▸ **Exercise instructions**
In the listing below, find every line with the string "edit" and pull it out.

___ Material shown

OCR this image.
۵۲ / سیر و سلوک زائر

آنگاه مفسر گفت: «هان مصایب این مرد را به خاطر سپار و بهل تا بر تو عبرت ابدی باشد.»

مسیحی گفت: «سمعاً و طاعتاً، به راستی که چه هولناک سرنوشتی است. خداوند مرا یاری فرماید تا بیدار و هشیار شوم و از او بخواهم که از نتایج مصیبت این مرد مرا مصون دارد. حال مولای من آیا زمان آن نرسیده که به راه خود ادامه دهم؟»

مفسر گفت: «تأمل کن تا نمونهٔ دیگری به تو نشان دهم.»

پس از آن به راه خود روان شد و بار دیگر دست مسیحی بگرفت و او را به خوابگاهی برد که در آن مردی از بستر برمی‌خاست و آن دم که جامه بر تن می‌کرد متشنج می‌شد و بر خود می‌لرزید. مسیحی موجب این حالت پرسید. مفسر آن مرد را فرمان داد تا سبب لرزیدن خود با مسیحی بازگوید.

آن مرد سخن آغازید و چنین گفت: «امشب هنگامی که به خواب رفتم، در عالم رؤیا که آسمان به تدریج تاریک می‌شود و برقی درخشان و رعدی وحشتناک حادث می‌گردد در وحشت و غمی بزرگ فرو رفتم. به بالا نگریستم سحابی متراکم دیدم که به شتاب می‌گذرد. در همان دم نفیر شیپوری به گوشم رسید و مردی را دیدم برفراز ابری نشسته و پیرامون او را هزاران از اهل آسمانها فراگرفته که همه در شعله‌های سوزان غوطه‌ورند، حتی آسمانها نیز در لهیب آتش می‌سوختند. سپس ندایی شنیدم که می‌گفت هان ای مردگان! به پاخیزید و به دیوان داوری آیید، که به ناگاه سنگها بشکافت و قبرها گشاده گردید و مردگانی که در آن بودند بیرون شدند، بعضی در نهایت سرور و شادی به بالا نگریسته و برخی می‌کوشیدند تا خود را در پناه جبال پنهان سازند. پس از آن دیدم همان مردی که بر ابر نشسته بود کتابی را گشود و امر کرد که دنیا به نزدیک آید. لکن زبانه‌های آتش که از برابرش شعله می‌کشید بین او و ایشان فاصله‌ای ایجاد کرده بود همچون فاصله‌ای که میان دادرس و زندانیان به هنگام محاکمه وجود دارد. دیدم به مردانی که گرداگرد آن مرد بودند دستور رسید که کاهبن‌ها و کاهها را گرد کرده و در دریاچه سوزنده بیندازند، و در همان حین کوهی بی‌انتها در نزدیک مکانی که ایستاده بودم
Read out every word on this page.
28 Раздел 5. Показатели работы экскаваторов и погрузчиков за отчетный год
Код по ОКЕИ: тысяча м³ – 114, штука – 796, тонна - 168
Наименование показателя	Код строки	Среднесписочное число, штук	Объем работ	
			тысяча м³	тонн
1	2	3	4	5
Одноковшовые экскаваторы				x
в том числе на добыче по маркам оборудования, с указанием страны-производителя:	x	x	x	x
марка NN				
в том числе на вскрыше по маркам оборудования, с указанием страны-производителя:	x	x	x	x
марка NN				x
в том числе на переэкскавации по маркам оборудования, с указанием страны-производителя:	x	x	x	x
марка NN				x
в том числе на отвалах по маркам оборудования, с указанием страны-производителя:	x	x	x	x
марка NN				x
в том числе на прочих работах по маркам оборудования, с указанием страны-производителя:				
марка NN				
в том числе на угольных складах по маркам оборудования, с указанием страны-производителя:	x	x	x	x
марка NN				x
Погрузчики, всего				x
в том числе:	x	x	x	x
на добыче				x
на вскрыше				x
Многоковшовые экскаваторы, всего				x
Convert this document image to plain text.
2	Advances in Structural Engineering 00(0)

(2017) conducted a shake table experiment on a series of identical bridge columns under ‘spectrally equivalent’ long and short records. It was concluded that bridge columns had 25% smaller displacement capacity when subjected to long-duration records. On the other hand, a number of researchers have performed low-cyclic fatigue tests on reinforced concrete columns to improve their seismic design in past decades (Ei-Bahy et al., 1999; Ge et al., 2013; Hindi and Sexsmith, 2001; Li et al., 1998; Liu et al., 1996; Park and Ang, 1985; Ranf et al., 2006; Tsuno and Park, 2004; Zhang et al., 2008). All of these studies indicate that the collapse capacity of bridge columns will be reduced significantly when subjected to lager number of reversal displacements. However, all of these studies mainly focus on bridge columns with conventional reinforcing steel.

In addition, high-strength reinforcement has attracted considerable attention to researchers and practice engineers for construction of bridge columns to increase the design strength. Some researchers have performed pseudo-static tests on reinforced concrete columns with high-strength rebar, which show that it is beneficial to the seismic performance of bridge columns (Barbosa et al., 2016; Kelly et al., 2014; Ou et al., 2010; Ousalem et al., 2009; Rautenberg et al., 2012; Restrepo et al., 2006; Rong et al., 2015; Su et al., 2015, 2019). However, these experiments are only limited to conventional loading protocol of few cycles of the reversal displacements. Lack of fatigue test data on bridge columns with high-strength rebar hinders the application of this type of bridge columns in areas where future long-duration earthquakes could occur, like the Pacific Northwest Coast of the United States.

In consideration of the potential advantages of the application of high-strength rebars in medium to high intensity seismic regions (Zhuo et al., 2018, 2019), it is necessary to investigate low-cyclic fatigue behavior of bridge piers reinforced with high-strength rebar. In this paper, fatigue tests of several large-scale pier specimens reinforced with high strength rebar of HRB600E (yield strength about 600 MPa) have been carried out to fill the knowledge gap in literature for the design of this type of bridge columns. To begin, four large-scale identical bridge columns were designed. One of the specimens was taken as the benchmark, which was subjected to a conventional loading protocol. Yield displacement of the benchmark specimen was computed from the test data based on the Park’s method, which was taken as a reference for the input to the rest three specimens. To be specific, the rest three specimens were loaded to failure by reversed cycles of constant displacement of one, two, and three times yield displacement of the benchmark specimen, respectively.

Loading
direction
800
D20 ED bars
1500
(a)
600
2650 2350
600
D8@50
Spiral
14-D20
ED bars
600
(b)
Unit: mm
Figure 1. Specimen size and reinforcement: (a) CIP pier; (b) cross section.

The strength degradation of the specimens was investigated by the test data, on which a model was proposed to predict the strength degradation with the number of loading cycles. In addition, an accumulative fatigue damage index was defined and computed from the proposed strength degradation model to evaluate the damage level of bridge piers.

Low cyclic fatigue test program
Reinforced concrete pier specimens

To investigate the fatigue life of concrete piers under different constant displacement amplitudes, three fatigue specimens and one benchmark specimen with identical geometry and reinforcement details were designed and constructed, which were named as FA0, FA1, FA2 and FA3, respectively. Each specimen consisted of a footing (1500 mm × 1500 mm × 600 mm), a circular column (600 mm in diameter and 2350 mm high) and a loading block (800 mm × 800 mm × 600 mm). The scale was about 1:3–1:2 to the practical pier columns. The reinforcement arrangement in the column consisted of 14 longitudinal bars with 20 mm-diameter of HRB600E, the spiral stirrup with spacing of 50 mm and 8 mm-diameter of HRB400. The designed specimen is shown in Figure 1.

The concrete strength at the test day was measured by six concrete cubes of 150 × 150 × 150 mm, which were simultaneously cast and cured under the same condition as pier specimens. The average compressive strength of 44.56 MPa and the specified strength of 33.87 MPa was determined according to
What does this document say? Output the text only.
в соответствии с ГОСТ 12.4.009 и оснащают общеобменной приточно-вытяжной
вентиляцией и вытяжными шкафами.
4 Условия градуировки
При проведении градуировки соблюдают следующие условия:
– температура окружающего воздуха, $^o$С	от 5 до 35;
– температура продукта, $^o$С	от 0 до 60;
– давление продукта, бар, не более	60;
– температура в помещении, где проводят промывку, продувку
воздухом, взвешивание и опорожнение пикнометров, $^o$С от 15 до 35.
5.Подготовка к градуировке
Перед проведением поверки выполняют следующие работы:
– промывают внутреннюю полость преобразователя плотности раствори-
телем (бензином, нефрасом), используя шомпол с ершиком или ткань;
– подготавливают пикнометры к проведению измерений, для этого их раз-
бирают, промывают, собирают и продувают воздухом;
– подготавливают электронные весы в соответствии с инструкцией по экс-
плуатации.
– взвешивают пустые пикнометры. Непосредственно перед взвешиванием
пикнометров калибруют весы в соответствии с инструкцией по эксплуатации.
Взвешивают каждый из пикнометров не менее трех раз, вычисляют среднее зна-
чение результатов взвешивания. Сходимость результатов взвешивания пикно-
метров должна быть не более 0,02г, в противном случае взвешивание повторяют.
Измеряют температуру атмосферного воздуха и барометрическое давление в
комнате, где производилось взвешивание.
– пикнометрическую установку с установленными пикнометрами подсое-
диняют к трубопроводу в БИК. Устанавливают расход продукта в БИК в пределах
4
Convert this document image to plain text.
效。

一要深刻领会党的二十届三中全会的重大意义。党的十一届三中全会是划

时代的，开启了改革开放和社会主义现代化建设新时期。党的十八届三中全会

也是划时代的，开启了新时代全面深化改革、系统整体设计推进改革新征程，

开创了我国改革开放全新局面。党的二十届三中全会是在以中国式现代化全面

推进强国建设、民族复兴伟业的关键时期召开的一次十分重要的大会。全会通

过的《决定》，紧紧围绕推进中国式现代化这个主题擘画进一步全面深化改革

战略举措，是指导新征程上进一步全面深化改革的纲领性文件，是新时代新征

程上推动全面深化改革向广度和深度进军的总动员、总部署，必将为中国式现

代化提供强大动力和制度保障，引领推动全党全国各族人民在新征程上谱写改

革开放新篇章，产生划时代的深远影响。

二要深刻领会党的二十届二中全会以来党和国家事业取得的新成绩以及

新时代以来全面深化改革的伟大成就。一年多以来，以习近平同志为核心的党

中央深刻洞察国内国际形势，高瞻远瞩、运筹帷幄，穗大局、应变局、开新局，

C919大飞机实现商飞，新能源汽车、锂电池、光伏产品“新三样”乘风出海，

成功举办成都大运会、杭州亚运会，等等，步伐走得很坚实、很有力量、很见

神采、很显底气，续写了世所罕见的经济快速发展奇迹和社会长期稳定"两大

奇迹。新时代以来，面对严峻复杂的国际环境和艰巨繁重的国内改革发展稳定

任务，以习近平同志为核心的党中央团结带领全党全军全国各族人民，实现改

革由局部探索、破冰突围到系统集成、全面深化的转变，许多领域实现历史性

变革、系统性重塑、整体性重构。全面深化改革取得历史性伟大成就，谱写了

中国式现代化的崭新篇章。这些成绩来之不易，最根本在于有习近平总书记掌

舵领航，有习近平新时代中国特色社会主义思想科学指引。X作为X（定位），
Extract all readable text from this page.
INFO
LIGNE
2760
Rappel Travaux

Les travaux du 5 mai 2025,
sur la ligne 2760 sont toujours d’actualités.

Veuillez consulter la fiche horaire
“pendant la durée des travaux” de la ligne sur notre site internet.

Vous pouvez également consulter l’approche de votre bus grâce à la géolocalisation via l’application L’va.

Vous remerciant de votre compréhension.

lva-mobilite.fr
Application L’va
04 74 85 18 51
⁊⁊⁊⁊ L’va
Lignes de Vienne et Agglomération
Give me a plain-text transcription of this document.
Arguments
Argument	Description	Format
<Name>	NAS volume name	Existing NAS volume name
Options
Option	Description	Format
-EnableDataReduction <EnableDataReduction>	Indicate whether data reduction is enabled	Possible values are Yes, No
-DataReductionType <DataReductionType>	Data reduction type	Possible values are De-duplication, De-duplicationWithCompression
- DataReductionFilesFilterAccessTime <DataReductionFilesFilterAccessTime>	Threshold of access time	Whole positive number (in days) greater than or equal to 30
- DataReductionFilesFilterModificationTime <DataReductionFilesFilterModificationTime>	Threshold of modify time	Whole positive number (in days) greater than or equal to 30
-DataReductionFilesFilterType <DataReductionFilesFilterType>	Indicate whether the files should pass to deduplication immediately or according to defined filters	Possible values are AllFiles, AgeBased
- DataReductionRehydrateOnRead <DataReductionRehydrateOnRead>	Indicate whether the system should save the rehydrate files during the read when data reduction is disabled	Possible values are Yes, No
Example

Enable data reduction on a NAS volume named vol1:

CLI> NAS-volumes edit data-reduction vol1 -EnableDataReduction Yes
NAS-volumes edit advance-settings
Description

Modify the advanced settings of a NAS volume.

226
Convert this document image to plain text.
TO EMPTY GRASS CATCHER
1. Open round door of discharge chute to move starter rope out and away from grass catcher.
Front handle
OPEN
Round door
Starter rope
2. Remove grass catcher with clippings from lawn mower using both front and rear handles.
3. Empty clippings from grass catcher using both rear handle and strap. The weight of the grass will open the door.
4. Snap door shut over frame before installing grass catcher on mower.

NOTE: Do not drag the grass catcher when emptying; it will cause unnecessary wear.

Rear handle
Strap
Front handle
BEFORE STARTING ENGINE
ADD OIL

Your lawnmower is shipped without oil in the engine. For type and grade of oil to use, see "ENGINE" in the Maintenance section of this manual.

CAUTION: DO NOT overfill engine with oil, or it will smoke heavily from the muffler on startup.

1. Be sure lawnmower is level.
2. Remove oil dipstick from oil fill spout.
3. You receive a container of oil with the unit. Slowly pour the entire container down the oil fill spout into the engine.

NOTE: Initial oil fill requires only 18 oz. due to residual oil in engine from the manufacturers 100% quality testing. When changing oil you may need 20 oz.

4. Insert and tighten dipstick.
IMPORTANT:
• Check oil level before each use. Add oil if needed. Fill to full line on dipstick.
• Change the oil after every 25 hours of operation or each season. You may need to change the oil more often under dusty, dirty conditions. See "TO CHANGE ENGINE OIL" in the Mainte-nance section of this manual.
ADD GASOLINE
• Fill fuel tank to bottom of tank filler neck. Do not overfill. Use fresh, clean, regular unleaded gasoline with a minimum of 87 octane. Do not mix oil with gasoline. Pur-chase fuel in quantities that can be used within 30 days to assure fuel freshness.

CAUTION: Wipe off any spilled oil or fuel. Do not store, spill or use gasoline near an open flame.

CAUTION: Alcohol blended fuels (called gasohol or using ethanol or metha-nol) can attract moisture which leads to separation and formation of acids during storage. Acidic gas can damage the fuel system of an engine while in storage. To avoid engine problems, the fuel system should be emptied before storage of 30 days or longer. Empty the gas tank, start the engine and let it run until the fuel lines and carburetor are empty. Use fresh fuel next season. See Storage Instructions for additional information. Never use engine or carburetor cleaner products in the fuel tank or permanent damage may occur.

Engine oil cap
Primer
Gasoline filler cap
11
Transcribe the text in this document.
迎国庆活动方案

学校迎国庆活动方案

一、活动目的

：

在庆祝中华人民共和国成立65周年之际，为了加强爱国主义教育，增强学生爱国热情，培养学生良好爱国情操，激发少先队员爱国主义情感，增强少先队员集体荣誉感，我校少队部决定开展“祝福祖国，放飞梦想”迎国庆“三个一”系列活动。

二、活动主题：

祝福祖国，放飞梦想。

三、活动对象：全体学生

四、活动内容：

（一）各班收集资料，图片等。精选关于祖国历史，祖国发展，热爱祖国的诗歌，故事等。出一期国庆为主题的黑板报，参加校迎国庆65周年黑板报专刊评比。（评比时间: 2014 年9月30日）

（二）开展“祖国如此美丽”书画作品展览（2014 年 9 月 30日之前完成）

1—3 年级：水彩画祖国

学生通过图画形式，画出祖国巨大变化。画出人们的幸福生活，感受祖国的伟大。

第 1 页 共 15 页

______

▸ **Problem solution**
CLI> NAS-volumes edit data-reduction vol1 -EnableDataReduction Yes
NAS-volumes edit advance-settings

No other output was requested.